• **Extract provided**:
Questions also arise, such as: What if the size does not match what is stored in the configuration? What happens if you need to format the filesystem, or if a disk format is not required? These and many other issues complicate the process.
As a solution, we have decided to use kickstart scripts on CentOS to manage partitioning instead of handling it at the SCM level. This approach may lead to issues, especially because disks can fail at any time, while the kickstart runs only once during the OS installation. Simple cases can be configured automatically by the SCM, but complex situations require manual intervention.
Redis/Sentinel Managers
The Redis/Sentinel managers are also not production-ready at this time. Software that rewrites its own configuration is problematic. Initially, when we developed this module, we faced a situation akin to a "machine war." The pull-mode SCM, which checks the configuration at least twice a minute, consistently identifies changes and restarts Redis and Sentinel. This constant restart redefines the configuration, leading to an endless cycle of conflicts.
Now, we have removed any automatic changes that trigger restarts of Redis and Sentinel if the Redis configuration file has been changed, instead handling these changes manually. It could be beneficial to eliminate the use of the configuration file for Redis, checking the actual parameters through Redis protocol commands such as CONFIG GET parameter and CONFIG SET parameter value. This approach could entirely remove the need to modify the configuration file, and I have proposed it for future changes.
Multi-Instance API Locking
The multi-instance locking with multiple SCM APIs generally works well until something goes wrong. For example, if an API goes down during the configuration build and cannot release the lock, we must wait for it to free up. Throughout the development of the new SCM, the lock lifetime has changed multiple times. We base the new TTL on the speed of generating new configurations, as some features slow down the API while others speed it up. Often, this results in halting configuration rebuilds for ten minutes or more.
To address this, we have implemented an alert system that detects when configuration rebuilds have not occurred for the last N minutes and notifies the SRE team. SR engineers can then manually delete the lock, which has been sufficient so far.

• **Data section**:
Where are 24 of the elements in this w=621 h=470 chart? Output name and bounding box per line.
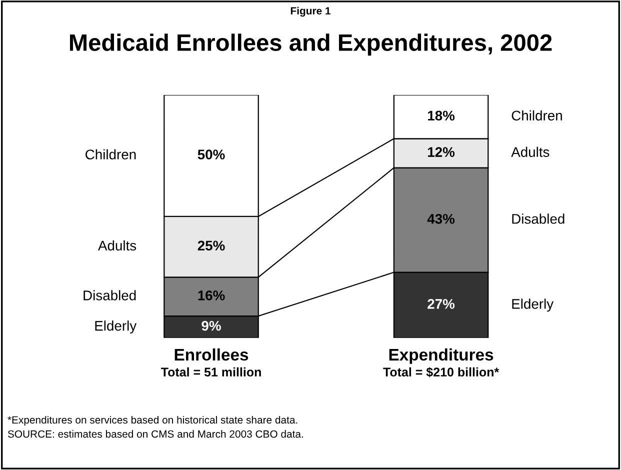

• **What to work on**:
Answer these from the text on SCM problem areas above:
(a) What does the team now use to manage disk partitioning instead of the SCM?
(b) How often does the pull-mode SCM check the configuration?
(c) Who receives the alert when configuration rebuilds have not occurred for the last N minutes?

• **The result**:
(a) Kickstart scripts on CentOS.
(b) At least twice a minute.
(c) The SRE team.